[Reading text]
━━━━━━━━━━━━━━━━━━━━

- Laura Guimond
- Dragging an Ox through Water
Portland will pack its bags after the closing weekend of the “Keep Portland Weird” festival organized by the Gaîté Lyrique in Paris. The final days of the well-attended festival included a discussion entitled “Portland: Comment fait-elle pour être aussi créative,” in which three panelists attempted to explain the high concentration of creative people and endeavors within Portland's city limits. The closing concert was less cerebral, with dance-inspiring performances by acts such as Yacht, Miracles Club, Purple and Green, and DJ Beyondadoubt.
I attended the afternoon's panel discussion, whose audience was packed onto benches until the venue could provide sitting-on-the-floor room only. Three ambassadors from Portland—Kristan Kennedy (of the Portland Institute of Contemporary Arts), Mark Zusman (editor of Willamette Week), and Trevor Solomon (organizer of MusicfestNW)—introduced the idiosyncrasies of Portland with a slide show illustrating various cultural and social movements in their hometown.
While the Portlanders participating in the discussion were proud of the events that the city supports (including Eat Mobile, MFNW, the Time-Based Art Festival, and Occupy Portland) the focus of the presentation was on the people of Portland—from Phil Knight to Elliott Smith, Sam Adams to Carrie Brownstein, and all the Portlanders in between who bring something ineffable and intangible to the city. There is no Eiffel Tower, no quintessential croissant, that symbolizes Portland. The city can best be summed up by its population of young people who move there for a variety of reasons: cheaper rent, bike paths, an opportunity to start over, or, as a wise man once said, to retire.

━━━━━━━━━━━━━━━━━━━━

[Excerpted records]
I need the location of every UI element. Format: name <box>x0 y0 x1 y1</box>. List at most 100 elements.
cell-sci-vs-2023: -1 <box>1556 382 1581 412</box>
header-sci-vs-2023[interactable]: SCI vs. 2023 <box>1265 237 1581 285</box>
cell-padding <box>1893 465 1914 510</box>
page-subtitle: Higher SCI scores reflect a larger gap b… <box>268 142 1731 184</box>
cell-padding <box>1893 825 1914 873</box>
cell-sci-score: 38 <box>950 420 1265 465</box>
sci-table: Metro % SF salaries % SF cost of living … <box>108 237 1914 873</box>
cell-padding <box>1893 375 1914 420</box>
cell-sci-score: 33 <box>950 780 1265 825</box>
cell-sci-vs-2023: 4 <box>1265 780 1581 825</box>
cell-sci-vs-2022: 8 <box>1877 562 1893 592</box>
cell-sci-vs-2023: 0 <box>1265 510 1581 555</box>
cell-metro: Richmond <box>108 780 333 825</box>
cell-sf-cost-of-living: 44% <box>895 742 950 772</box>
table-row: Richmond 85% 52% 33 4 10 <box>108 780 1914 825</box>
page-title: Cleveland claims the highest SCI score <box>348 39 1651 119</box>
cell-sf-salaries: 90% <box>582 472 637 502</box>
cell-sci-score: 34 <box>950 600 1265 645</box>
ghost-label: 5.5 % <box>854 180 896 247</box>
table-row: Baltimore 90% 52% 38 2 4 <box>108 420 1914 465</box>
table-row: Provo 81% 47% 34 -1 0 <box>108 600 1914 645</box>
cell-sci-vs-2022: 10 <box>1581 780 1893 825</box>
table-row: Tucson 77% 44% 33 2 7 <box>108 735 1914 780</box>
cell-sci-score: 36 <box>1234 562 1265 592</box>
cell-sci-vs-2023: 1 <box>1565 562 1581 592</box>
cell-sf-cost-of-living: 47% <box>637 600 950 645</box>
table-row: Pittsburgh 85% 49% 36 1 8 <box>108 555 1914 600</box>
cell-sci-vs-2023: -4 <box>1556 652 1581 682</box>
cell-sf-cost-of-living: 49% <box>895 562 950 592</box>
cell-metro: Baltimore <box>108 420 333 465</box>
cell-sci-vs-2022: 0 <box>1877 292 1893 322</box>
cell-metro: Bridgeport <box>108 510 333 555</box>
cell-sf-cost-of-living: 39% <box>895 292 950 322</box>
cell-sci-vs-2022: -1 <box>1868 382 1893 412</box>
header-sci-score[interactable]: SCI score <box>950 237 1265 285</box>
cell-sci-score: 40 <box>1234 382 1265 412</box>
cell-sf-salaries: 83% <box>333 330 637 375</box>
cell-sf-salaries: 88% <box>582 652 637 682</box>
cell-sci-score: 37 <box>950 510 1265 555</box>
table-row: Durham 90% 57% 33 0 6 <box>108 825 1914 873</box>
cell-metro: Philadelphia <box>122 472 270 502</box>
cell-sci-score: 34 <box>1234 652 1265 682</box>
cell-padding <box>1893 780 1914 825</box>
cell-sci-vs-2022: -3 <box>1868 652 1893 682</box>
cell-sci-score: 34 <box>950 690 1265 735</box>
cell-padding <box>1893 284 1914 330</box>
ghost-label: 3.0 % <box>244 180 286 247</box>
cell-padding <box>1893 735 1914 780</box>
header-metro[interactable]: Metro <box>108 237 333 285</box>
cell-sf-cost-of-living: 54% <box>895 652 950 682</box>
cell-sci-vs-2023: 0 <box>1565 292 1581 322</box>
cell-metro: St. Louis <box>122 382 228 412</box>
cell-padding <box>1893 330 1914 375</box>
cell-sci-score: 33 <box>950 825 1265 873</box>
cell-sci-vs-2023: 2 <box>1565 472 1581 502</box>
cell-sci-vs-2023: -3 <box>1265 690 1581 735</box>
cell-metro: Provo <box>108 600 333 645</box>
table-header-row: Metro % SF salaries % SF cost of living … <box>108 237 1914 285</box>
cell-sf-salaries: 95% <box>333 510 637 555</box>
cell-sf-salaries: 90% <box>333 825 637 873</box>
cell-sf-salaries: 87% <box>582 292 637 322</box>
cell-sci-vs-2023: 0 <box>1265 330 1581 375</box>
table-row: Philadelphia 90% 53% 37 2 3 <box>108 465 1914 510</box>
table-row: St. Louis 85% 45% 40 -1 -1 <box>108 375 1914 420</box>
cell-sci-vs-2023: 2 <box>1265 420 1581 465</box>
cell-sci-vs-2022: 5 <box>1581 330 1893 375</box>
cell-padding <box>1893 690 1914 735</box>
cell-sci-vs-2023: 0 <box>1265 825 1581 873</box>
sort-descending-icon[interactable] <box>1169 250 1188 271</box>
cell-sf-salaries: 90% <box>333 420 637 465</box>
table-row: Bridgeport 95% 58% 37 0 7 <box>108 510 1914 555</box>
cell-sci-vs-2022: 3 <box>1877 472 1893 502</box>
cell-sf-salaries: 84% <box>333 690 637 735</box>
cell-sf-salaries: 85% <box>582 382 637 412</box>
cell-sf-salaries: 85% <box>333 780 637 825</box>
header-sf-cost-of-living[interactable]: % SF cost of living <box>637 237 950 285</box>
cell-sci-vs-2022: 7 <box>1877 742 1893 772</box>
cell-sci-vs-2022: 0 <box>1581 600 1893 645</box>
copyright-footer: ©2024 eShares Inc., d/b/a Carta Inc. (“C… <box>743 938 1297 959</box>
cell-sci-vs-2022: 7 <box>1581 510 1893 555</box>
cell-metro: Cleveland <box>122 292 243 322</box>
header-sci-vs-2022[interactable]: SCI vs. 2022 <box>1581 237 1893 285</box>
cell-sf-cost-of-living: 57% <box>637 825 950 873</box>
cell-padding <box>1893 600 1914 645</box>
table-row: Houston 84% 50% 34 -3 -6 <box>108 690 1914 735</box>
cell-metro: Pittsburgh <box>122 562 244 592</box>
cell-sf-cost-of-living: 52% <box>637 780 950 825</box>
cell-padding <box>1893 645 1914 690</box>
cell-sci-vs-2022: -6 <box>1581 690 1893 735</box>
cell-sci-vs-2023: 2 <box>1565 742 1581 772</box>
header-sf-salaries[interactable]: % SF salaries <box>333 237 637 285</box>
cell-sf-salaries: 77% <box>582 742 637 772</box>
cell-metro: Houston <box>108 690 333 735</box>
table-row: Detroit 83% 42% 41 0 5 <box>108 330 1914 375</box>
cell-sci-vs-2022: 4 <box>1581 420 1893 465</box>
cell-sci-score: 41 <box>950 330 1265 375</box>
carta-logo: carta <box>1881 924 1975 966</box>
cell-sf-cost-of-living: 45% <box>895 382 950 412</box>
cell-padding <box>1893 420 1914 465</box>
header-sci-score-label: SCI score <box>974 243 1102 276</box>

━━━━━━━━━━━━━━━━━━━━

[To do] Reproduce the passage from the article on the "Keep Portland Weird" festival above, beginning at the words "- Laura Guimond" and stopping after "and DJ Beyondadoubt.".

[Answer to this problem]
- Laura Guimond
- Dragging an Ox through Water
Portland will pack its bags after the closing weekend of the “Keep Portland Weird” festival organized by the Gaîté Lyrique in Paris. The final days of the well-attended festival included a discussion entitled “Portland: Comment fait-elle pour être aussi créative,” in which three panelists attempted to explain the high concentration of creative people and endeavors within Portland's city limits. The closing concert was less cerebral, with dance-inspiring performances by acts such as Yacht, Miracles Club, Purple and Green, and DJ Beyondadoubt.